◆ What the task asks: Transcribe the records below exactly as they appear.

Extracted data entries
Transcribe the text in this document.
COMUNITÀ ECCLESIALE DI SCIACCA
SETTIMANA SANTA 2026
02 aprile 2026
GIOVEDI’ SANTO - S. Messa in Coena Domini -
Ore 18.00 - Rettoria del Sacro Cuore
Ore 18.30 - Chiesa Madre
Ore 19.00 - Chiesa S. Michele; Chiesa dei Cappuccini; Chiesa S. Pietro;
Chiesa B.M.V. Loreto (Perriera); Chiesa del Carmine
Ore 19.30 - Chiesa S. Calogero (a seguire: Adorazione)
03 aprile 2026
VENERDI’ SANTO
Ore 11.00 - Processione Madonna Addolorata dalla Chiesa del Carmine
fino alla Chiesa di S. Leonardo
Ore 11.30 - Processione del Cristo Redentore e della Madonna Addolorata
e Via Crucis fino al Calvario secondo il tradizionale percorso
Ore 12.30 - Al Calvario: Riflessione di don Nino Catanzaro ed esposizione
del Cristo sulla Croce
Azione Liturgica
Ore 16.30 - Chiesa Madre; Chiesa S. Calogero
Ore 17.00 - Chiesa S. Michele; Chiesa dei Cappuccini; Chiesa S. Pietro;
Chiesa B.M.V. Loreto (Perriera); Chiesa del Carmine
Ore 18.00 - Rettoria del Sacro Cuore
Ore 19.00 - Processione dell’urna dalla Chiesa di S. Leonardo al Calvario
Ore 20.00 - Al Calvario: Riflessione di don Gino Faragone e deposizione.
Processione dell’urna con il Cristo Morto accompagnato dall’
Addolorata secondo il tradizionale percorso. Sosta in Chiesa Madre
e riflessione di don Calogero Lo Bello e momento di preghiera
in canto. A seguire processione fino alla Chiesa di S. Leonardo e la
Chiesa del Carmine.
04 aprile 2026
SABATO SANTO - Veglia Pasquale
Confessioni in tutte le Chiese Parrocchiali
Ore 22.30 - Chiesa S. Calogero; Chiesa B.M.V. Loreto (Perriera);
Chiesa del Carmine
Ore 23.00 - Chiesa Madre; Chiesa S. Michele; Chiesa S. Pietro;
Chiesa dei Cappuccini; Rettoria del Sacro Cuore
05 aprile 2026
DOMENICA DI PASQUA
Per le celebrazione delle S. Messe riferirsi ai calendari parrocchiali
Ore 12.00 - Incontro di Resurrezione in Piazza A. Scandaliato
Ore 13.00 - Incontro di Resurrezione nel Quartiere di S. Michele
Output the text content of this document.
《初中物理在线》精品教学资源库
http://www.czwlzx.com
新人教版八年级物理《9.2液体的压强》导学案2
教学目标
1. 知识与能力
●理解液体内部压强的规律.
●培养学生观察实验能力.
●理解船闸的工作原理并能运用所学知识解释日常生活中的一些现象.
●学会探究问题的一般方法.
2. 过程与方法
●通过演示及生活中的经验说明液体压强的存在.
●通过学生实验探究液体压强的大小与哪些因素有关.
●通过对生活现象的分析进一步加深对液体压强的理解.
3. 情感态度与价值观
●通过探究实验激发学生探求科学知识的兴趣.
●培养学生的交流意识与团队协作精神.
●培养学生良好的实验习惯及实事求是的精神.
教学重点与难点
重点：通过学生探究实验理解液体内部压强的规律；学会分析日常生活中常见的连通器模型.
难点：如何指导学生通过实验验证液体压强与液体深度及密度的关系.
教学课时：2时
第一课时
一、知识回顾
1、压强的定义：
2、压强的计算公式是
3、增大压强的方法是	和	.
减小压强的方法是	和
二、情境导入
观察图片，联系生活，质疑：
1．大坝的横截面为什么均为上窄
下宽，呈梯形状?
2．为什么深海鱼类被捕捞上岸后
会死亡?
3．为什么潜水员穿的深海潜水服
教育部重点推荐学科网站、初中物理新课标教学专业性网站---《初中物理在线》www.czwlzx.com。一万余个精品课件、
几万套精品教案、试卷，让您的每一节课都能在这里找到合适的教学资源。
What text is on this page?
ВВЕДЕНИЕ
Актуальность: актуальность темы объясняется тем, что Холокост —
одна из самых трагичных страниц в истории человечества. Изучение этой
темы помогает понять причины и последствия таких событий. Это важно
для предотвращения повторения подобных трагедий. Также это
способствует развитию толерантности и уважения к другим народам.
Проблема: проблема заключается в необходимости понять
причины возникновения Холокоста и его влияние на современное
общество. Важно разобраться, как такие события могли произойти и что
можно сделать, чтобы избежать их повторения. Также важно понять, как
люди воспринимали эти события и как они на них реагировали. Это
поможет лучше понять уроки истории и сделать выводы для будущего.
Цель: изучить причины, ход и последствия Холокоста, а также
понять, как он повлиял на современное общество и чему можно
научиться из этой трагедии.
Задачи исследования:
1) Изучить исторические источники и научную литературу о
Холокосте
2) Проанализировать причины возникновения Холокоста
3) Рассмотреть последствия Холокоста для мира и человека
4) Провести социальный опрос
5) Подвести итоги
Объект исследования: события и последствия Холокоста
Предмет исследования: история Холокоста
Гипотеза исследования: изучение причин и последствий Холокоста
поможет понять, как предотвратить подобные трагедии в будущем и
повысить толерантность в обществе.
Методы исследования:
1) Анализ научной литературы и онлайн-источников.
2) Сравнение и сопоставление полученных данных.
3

◆ Output for this exercise:
Transcribe the text in this document.
COMUNITÀ ECCLESIALE DI SCIACCA
SETTIMANA SANTA 2026
02 aprile 2026
GIOVEDI’ SANTO - S. Messa in Coena Domini -
Ore 18.00 - Rettoria del Sacro Cuore
Ore 18.30 - Chiesa Madre
Ore 19.00 - Chiesa S. Michele; Chiesa dei Cappuccini; Chiesa S. Pietro;
Chiesa B.M.V. Loreto (Perriera); Chiesa del Carmine
Ore 19.30 - Chiesa S. Calogero (a seguire: Adorazione)
03 aprile 2026
VENERDI’ SANTO
Ore 11.00 - Processione Madonna Addolorata dalla Chiesa del Carmine
fino alla Chiesa di S. Leonardo
Ore 11.30 - Processione del Cristo Redentore e della Madonna Addolorata
e Via Crucis fino al Calvario secondo il tradizionale percorso
Ore 12.30 - Al Calvario: Riflessione di don Nino Catanzaro ed esposizione
del Cristo sulla Croce
Azione Liturgica
Ore 16.30 - Chiesa Madre; Chiesa S. Calogero
Ore 17.00 - Chiesa S. Michele; Chiesa dei Cappuccini; Chiesa S. Pietro;
Chiesa B.M.V. Loreto (Perriera); Chiesa del Carmine
Ore 18.00 - Rettoria del Sacro Cuore
Ore 19.00 - Processione dell’urna dalla Chiesa di S. Leonardo al Calvario
Ore 20.00 - Al Calvario: Riflessione di don Gino Faragone e deposizione.
Processione dell’urna con il Cristo Morto accompagnato dall’
Addolorata secondo il tradizionale percorso. Sosta in Chiesa Madre
e riflessione di don Calogero Lo Bello e momento di preghiera
in canto. A seguire processione fino alla Chiesa di S. Leonardo e la
Chiesa del Carmine.
04 aprile 2026
SABATO SANTO - Veglia Pasquale
Confessioni in tutte le Chiese Parrocchiali
Ore 22.30 - Chiesa S. Calogero; Chiesa B.M.V. Loreto (Perriera);
Chiesa del Carmine
Ore 23.00 - Chiesa Madre; Chiesa S. Michele; Chiesa S. Pietro;
Chiesa dei Cappuccini; Rettoria del Sacro Cuore
05 aprile 2026
DOMENICA DI PASQUA
Per le celebrazione delle S. Messe riferirsi ai calendari parrocchiali
Ore 12.00 - Incontro di Resurrezione in Piazza A. Scandaliato
Ore 13.00 - Incontro di Resurrezione nel Quartiere di S. Michele
Output the text content of this document.
《初中物理在线》精品教学资源库
http://www.czwlzx.com
新人教版八年级物理《9.2液体的压强》导学案2
教学目标
1. 知识与能力
●理解液体内部压强的规律.
●培养学生观察实验能力.
●理解船闸的工作原理并能运用所学知识解释日常生活中的一些现象.
●学会探究问题的一般方法.
2. 过程与方法
●通过演示及生活中的经验说明液体压强的存在.
●通过学生实验探究液体压强的大小与哪些因素有关.
●通过对生活现象的分析进一步加深对液体压强的理解.
3. 情感态度与价值观
●通过探究实验激发学生探求科学知识的兴趣.
●培养学生的交流意识与团队协作精神.
●培养学生良好的实验习惯及实事求是的精神.
教学重点与难点
重点：通过学生探究实验理解液体内部压强的规律；学会分析日常生活中常见的连通器模型.
难点：如何指导学生通过实验验证液体压强与液体深度及密度的关系.
教学课时：2时
第一课时
一、知识回顾
1、压强的定义：
2、压强的计算公式是
3、增大压强的方法是	和	.
减小压强的方法是	和
二、情境导入
观察图片，联系生活，质疑：
1．大坝的横截面为什么均为上窄
下宽，呈梯形状?
2．为什么深海鱼类被捕捞上岸后
会死亡?
3．为什么潜水员穿的深海潜水服
教育部重点推荐学科网站、初中物理新课标教学专业性网站---《初中物理在线》www.czwlzx.com。一万余个精品课件、
几万套精品教案、试卷，让您的每一节课都能在这里找到合适的教学资源。
What text is on this page?
ВВЕДЕНИЕ
Актуальность: актуальность темы объясняется тем, что Холокост —
одна из самых трагичных страниц в истории человечества. Изучение этой
темы помогает понять причины и последствия таких событий. Это важно
для предотвращения повторения подобных трагедий. Также это
способствует развитию толерантности и уважения к другим народам.
Проблема: проблема заключается в необходимости понять
причины возникновения Холокоста и его влияние на современное
общество. Важно разобраться, как такие события могли произойти и что
можно сделать, чтобы избежать их повторения. Также важно понять, как
люди воспринимали эти события и как они на них реагировали. Это
поможет лучше понять уроки истории и сделать выводы для будущего.
Цель: изучить причины, ход и последствия Холокоста, а также
понять, как он повлиял на современное общество и чему можно
научиться из этой трагедии.
Задачи исследования:
1) Изучить исторические источники и научную литературу о
Холокосте
2) Проанализировать причины возникновения Холокоста
3) Рассмотреть последствия Холокоста для мира и человека
4) Провести социальный опрос
5) Подвести итоги
Объект исследования: события и последствия Холокоста
Предмет исследования: история Холокоста
Гипотеза исследования: изучение причин и последствий Холокоста
поможет понять, как предотвратить подобные трагедии в будущем и
повысить толерантность в обществе.
Методы исследования:
1) Анализ научной литературы и онлайн-источников.
2) Сравнение и сопоставление полученных данных.
3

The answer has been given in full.